Items taken from a data source
____
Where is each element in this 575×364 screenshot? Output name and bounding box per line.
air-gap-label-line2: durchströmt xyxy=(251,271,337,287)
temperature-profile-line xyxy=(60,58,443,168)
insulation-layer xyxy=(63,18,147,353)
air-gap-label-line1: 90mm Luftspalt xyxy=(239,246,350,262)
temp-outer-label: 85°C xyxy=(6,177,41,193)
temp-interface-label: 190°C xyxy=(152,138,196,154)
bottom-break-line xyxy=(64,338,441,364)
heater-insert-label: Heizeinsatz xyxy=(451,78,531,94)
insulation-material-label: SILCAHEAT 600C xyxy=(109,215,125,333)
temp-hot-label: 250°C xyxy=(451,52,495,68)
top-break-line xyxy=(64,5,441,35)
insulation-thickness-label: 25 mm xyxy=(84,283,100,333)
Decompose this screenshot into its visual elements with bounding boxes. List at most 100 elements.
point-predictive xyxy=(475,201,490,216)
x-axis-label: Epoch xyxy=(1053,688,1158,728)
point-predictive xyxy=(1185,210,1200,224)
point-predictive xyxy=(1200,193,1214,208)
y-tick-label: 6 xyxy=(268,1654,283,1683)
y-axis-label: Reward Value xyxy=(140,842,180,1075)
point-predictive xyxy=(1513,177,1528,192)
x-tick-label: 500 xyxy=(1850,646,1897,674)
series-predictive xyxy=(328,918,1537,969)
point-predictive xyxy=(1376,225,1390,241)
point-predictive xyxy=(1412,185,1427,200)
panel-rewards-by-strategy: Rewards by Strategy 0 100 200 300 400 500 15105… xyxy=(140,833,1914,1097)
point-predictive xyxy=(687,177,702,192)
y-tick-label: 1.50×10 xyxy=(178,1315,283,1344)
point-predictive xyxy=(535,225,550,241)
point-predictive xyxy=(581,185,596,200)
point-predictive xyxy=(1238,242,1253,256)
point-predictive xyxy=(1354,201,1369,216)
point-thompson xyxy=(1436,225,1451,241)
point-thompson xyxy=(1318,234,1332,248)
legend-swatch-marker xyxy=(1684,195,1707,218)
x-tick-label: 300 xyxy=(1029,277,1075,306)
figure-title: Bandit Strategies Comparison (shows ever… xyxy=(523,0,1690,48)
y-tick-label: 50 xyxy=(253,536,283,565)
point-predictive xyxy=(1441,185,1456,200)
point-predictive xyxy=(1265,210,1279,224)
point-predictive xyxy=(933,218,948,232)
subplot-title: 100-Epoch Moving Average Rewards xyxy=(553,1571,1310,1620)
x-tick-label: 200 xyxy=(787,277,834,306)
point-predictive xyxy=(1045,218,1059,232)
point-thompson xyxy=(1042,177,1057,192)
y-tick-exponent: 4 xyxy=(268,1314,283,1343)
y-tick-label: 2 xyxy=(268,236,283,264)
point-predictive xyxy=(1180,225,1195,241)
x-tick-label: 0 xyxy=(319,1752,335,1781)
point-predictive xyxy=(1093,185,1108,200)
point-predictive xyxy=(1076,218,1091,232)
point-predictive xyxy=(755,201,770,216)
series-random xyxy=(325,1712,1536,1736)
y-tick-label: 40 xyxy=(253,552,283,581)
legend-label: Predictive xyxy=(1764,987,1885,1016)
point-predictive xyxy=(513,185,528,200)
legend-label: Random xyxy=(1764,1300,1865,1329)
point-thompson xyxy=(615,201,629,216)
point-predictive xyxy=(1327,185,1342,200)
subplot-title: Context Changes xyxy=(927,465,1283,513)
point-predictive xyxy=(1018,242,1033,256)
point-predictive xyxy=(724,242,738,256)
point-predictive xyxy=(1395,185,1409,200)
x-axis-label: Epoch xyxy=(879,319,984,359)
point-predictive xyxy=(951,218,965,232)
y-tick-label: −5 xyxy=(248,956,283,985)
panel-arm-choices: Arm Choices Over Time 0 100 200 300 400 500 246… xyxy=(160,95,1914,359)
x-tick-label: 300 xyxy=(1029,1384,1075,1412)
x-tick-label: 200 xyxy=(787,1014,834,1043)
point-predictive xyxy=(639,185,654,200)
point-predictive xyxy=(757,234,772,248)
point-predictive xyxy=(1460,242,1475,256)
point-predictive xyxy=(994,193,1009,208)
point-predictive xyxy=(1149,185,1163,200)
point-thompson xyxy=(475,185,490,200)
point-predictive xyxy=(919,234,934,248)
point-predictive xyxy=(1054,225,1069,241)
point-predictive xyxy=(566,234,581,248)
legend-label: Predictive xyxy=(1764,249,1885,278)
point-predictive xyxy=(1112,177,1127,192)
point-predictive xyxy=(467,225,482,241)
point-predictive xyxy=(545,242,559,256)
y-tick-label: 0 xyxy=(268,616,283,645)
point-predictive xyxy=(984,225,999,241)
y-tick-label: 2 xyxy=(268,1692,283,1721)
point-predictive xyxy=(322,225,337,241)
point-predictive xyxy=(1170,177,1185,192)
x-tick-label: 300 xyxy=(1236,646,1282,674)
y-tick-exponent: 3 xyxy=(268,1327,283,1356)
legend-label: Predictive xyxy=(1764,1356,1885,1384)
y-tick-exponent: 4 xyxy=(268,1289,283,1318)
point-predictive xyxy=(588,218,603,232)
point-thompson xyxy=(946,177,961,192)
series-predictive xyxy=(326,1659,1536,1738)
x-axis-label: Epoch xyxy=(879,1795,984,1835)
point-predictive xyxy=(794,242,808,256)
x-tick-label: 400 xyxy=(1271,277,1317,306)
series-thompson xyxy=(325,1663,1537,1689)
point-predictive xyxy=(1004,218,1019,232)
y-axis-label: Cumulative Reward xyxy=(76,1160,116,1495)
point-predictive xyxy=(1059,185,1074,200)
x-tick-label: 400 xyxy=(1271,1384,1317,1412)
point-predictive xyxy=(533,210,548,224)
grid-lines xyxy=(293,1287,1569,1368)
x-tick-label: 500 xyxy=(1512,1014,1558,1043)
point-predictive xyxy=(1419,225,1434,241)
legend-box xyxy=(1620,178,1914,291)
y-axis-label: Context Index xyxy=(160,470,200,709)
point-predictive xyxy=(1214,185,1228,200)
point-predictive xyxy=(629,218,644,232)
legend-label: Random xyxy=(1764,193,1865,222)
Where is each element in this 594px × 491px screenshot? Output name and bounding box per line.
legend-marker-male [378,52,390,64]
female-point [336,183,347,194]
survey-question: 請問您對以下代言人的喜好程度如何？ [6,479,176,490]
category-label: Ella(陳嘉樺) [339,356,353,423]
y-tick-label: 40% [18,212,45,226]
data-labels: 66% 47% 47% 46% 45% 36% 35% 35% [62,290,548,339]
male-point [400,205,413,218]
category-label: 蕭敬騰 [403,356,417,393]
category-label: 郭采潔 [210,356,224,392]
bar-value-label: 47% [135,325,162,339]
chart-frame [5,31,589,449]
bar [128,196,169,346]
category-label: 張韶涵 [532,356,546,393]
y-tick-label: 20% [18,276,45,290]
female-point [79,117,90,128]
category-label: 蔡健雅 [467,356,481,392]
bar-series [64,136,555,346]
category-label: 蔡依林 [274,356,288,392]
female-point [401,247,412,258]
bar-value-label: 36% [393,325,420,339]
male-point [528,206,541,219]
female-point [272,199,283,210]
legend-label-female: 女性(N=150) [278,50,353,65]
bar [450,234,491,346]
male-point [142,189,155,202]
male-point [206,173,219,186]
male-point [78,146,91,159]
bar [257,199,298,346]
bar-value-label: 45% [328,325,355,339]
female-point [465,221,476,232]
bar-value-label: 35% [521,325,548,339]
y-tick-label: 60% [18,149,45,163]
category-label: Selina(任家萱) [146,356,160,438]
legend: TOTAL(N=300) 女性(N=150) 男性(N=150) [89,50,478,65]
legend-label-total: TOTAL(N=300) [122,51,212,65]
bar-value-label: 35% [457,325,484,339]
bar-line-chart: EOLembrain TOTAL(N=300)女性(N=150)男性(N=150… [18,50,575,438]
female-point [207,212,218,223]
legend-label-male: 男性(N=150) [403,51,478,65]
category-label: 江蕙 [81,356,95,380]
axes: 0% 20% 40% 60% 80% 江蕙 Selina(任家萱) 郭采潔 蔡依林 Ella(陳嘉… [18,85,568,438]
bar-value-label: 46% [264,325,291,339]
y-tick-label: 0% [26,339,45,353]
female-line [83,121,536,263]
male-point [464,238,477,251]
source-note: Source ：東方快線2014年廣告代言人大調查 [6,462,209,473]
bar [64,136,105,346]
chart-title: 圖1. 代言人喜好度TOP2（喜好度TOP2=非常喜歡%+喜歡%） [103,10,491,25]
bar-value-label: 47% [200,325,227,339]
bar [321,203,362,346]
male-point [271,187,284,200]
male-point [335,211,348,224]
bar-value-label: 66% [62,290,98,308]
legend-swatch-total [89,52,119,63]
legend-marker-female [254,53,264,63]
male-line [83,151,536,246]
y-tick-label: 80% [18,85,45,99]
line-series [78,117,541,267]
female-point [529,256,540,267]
____
» THE EXERCISE
Reproduce the data above word for word, starting at its first line and ending at the line that contains "temp-hot-label: 250°C xyxy=(451,52,495,68)", with both of those lines included.

» RESPONSE TO THE EXERCISE
Where is each element in this 575×364 screenshot? Output name and bounding box per line.
air-gap-label-line2: durchströmt xyxy=(251,271,337,287)
temperature-profile-line xyxy=(60,58,443,168)
insulation-layer xyxy=(63,18,147,353)
air-gap-label-line1: 90mm Luftspalt xyxy=(239,246,350,262)
temp-outer-label: 85°C xyxy=(6,177,41,193)
temp-interface-label: 190°C xyxy=(152,138,196,154)
bottom-break-line xyxy=(64,338,441,364)
heater-insert-label: Heizeinsatz xyxy=(451,78,531,94)
insulation-material-label: SILCAHEAT 600C xyxy=(109,215,125,333)
temp-hot-label: 250°C xyxy=(451,52,495,68)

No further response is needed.